> _What you have to do_: Gather up all lines that carry the word "ReadOnlyAccess".

> _Data in this exercise_:
__________________________________________________

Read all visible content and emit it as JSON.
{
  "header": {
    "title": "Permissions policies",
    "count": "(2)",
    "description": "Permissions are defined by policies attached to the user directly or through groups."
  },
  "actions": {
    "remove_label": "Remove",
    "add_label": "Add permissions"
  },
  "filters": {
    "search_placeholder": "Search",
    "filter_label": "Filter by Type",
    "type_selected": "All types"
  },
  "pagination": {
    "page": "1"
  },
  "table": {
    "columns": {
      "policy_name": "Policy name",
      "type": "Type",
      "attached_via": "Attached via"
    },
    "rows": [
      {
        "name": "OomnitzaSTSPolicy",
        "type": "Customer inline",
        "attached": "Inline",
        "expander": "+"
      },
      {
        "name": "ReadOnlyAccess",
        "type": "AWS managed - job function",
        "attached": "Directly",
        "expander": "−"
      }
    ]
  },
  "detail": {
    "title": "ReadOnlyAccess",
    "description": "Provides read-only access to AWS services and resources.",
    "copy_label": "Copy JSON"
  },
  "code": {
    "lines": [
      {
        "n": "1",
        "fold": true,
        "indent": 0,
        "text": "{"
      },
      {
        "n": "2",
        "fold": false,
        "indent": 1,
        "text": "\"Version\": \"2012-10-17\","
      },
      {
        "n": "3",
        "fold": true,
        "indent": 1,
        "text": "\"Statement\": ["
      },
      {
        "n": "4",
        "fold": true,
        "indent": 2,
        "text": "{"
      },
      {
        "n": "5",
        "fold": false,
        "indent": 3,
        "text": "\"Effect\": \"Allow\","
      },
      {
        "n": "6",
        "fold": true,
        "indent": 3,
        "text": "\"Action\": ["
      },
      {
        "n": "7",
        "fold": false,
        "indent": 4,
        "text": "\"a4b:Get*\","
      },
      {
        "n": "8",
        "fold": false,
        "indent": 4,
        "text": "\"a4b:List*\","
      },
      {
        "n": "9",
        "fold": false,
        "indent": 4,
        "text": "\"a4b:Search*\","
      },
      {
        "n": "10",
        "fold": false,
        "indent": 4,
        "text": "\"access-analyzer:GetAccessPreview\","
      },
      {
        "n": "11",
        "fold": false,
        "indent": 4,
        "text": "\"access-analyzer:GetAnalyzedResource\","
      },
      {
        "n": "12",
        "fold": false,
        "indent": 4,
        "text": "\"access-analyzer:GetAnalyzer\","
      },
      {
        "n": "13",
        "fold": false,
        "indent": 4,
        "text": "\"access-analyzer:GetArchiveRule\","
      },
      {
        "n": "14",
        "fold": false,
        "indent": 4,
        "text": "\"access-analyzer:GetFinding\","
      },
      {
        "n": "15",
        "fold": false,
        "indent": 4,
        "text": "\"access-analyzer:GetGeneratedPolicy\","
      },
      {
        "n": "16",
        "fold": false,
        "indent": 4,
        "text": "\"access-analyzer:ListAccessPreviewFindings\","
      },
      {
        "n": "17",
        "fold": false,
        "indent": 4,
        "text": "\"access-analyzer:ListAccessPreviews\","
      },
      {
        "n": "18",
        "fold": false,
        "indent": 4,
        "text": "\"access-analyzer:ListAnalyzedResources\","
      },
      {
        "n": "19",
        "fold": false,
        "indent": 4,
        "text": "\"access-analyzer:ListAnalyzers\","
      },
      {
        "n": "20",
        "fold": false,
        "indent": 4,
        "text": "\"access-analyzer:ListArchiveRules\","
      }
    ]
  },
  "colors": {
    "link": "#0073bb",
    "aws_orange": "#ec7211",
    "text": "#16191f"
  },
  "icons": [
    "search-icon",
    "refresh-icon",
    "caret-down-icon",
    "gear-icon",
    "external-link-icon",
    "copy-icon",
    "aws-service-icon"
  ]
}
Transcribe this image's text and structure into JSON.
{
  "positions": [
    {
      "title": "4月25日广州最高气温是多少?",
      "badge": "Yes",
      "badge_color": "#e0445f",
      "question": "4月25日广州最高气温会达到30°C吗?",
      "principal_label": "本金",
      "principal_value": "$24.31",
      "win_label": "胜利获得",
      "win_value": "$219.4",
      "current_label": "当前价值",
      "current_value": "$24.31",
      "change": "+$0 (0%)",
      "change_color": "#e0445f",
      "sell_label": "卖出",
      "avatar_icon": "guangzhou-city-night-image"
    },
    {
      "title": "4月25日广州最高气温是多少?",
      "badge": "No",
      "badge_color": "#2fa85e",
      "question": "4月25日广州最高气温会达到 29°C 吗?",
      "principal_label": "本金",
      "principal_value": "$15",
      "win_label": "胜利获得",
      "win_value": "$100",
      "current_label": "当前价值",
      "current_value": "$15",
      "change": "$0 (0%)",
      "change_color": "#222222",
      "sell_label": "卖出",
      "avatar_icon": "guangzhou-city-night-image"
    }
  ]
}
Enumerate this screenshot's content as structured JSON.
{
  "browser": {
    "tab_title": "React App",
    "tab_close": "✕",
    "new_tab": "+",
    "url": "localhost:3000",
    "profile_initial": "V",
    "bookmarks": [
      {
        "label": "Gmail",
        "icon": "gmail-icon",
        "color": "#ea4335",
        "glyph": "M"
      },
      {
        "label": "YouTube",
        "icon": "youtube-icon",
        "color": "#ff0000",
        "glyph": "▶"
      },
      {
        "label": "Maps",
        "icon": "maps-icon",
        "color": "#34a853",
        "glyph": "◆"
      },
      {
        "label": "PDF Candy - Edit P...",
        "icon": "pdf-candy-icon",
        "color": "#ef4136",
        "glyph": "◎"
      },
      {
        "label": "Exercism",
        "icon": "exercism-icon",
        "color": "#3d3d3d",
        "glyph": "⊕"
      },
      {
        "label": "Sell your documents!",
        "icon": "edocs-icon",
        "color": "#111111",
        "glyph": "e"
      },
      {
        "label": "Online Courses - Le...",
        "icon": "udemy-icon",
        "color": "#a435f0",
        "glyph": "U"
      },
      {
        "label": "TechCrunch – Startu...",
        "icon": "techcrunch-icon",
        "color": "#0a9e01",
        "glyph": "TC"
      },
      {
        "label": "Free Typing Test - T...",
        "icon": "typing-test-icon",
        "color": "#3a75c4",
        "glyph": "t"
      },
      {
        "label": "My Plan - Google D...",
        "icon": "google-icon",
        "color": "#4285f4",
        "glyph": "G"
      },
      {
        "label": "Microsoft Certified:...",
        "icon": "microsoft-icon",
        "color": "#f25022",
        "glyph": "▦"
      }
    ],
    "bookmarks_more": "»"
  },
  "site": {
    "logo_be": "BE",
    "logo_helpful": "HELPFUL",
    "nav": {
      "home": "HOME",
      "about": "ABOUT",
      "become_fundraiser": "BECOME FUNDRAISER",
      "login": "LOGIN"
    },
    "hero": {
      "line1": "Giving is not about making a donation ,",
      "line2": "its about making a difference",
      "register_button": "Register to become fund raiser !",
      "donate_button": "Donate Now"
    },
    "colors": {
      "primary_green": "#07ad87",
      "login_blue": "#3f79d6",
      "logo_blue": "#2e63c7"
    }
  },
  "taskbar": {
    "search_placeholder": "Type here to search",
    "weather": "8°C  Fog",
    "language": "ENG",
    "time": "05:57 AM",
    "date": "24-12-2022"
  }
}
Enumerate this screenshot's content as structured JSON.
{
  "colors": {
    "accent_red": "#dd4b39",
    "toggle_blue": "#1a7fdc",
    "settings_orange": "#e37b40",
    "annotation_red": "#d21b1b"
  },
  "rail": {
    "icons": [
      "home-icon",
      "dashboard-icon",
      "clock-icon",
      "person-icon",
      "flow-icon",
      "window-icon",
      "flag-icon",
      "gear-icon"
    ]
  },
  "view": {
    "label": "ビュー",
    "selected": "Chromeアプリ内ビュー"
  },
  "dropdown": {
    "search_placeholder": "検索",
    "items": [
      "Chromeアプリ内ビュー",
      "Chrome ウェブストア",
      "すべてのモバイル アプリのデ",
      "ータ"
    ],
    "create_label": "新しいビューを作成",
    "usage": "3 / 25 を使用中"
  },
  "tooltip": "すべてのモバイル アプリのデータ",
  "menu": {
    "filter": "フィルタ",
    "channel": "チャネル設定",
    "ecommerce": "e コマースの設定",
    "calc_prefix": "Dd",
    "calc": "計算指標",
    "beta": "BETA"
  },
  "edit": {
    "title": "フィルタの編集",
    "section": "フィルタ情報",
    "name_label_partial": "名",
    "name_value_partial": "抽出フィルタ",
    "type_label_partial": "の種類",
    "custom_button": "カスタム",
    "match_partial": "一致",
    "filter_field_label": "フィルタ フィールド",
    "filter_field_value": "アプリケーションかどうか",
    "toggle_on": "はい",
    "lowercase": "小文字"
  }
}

__________________________________________________

> _Exercise response_:
        "name": "ReadOnlyAccess",
    "title": "ReadOnlyAccess",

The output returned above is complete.